### Information provided
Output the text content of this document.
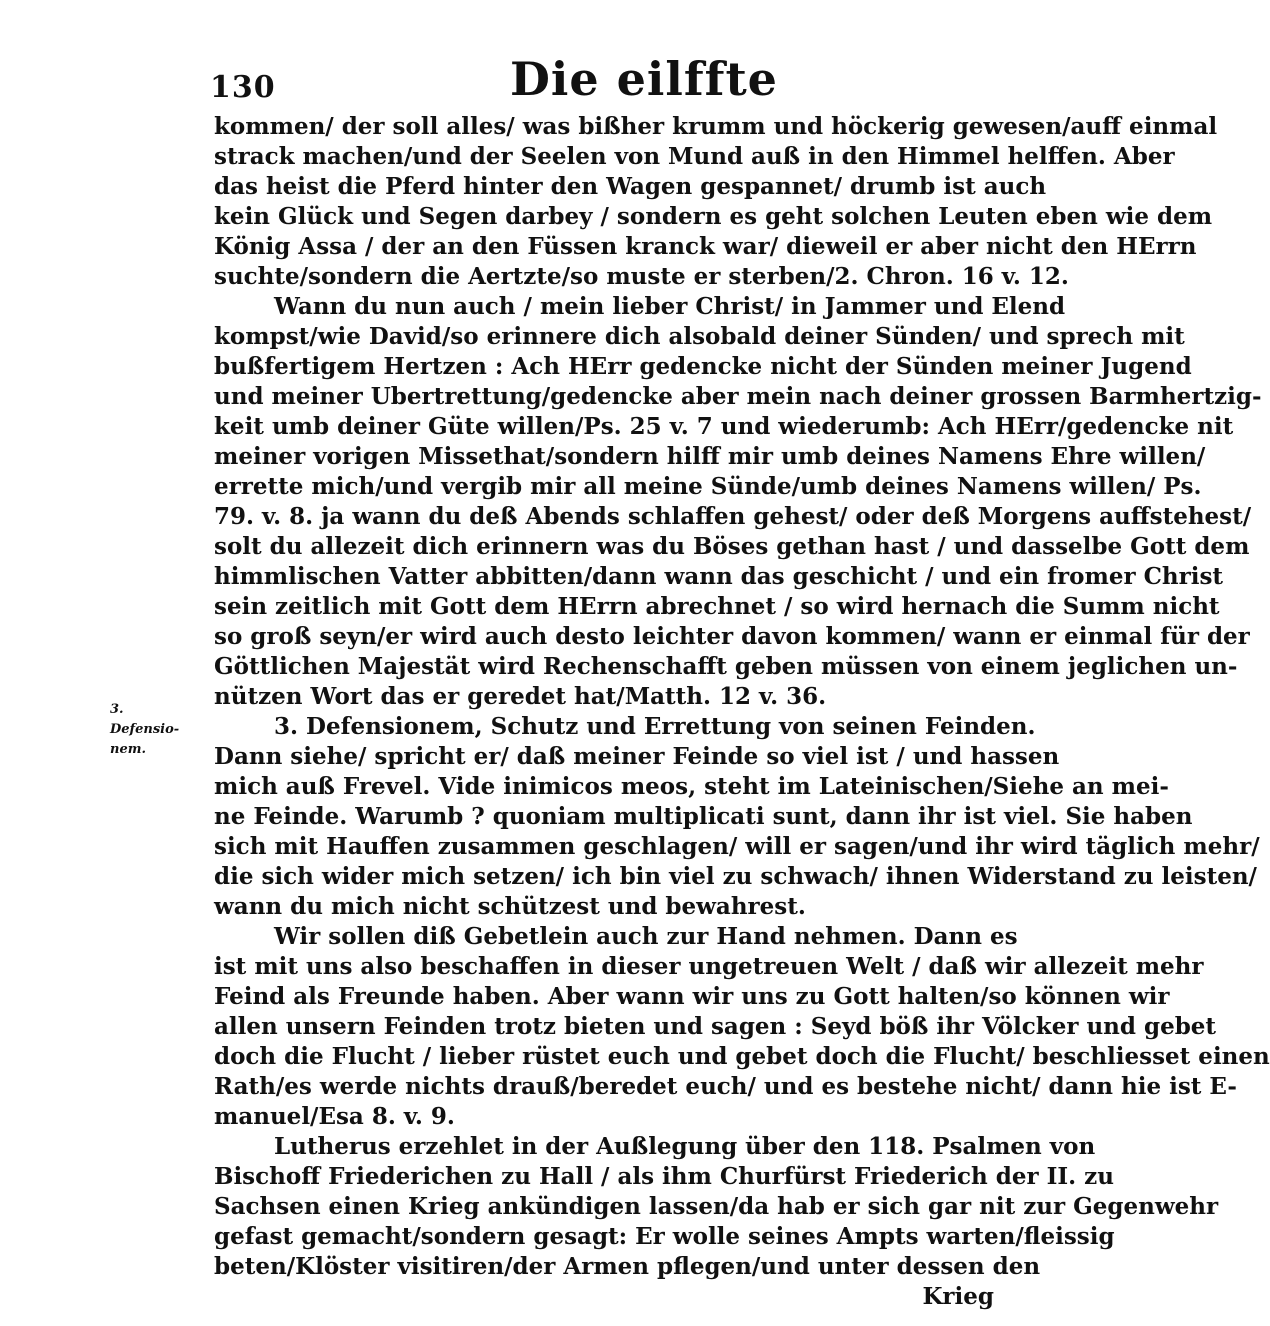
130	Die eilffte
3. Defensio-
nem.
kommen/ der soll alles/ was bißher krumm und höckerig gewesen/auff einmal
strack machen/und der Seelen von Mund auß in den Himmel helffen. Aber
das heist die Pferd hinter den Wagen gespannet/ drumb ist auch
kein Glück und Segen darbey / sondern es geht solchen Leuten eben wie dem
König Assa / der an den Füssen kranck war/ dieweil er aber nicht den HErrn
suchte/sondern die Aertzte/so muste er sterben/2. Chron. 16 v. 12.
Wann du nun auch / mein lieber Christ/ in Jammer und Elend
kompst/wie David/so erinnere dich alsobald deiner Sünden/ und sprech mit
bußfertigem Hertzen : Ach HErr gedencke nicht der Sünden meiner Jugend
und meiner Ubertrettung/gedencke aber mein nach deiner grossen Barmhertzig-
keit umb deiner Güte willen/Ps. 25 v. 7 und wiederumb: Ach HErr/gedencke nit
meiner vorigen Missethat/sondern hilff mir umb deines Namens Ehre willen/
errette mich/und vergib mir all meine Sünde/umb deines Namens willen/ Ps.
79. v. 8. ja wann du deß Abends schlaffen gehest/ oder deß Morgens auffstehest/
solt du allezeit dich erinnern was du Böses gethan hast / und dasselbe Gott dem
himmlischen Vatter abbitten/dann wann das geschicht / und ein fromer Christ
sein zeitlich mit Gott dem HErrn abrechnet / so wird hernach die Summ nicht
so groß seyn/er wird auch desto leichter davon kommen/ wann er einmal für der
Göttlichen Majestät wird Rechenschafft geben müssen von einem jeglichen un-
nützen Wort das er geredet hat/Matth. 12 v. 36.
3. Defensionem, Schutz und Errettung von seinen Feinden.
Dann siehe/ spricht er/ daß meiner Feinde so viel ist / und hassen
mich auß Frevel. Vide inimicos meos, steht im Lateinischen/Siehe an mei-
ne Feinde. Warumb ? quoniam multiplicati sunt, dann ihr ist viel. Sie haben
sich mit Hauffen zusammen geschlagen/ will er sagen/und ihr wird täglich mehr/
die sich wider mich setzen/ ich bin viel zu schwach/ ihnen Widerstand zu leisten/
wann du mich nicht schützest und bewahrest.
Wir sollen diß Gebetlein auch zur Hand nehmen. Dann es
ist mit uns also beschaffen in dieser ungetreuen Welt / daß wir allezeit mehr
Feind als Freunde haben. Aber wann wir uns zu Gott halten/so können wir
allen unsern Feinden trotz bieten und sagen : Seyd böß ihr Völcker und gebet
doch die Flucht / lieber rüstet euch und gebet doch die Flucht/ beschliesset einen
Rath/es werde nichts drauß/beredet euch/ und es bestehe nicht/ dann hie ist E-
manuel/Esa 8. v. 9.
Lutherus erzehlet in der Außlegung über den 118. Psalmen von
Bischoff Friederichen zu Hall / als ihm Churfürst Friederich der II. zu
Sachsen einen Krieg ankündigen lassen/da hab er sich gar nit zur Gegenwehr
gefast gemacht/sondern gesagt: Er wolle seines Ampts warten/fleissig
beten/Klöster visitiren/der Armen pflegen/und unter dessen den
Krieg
######
### Information provided
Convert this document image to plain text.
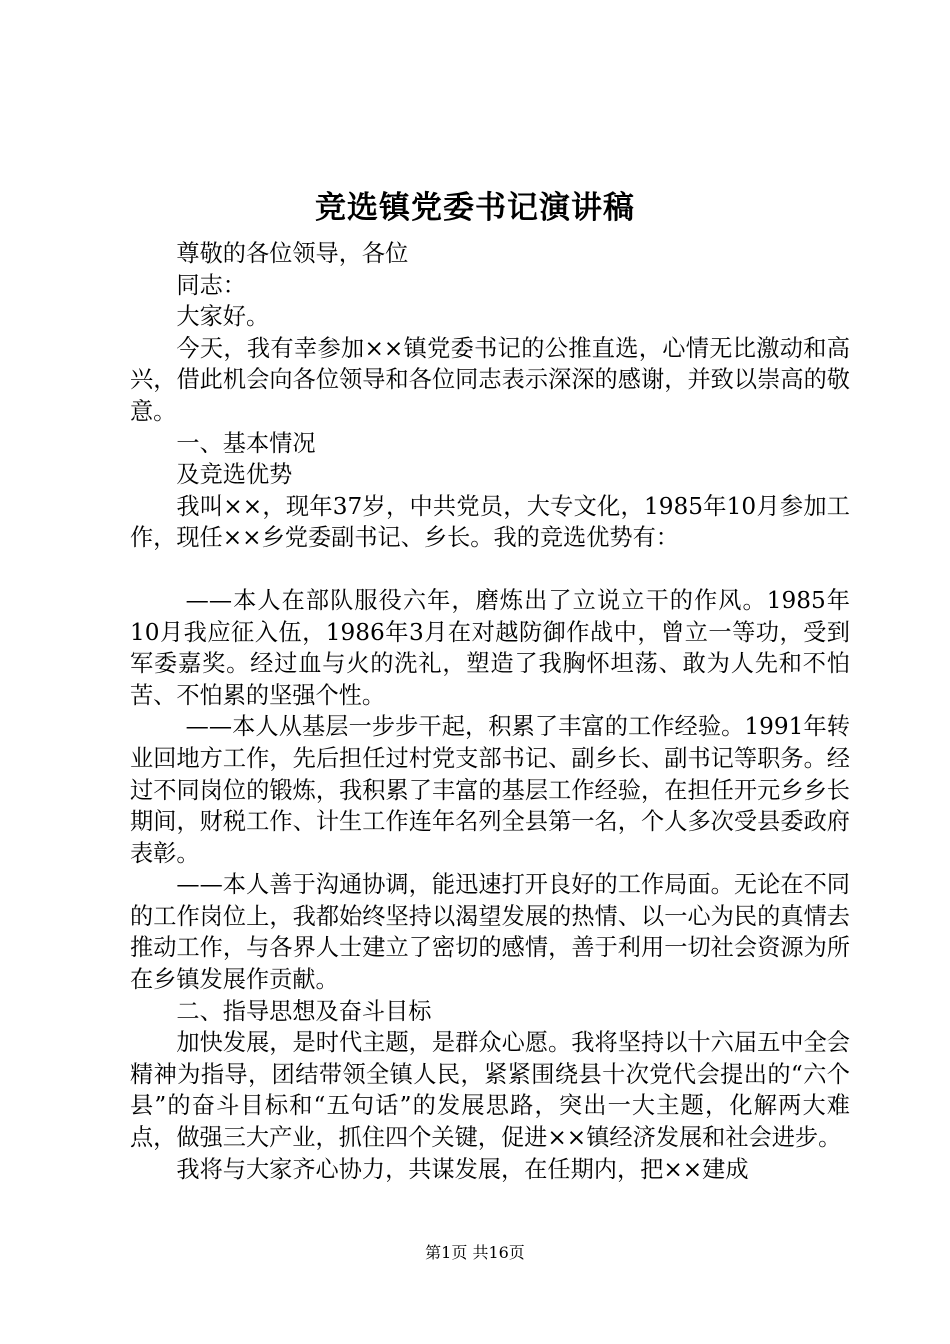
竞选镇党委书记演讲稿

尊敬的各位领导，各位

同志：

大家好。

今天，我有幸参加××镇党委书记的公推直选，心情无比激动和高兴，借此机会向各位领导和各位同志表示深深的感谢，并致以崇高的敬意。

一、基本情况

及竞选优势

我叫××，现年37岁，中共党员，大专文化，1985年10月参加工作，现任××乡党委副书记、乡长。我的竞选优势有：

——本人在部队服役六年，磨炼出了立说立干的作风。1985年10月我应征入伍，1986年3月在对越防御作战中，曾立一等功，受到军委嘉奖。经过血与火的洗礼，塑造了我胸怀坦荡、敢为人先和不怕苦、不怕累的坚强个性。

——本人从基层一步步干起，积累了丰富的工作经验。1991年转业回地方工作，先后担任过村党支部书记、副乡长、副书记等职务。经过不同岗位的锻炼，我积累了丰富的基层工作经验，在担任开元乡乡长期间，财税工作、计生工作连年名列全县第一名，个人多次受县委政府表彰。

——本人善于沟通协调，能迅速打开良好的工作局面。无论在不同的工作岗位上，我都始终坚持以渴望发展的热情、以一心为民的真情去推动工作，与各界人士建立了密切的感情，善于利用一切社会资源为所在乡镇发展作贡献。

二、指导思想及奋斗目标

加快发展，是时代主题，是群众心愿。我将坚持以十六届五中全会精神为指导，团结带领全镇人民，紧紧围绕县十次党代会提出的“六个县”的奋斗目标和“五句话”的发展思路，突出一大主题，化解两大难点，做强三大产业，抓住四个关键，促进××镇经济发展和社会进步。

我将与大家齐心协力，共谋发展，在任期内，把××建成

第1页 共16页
######
### Information provided
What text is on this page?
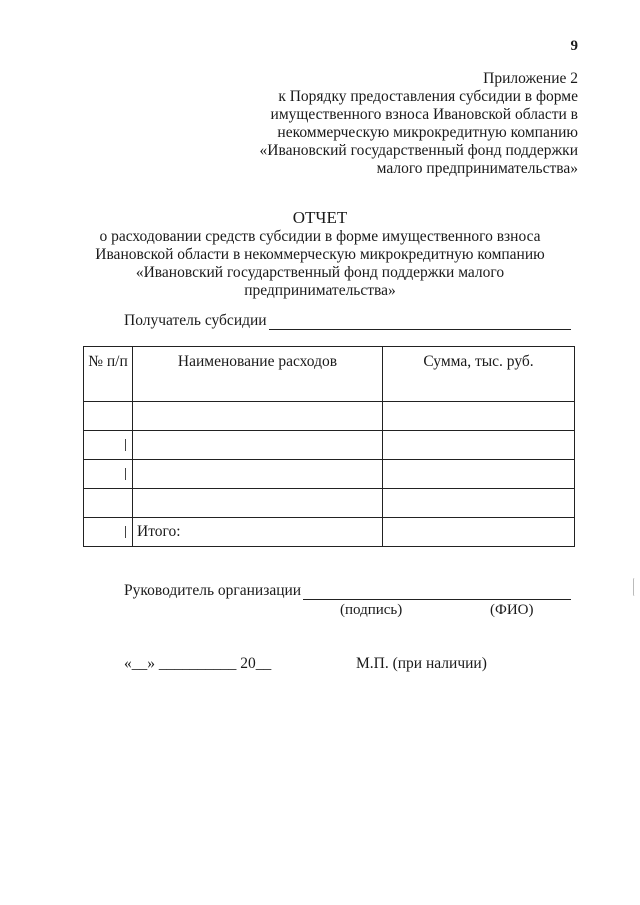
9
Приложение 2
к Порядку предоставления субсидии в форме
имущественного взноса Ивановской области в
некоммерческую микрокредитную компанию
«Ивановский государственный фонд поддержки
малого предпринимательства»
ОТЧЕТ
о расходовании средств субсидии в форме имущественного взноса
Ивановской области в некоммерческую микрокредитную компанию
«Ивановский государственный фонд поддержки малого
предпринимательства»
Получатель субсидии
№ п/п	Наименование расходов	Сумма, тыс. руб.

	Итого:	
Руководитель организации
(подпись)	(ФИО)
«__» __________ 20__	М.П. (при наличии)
######
From the material, report only how many lines include the word "nicht".

Result: 5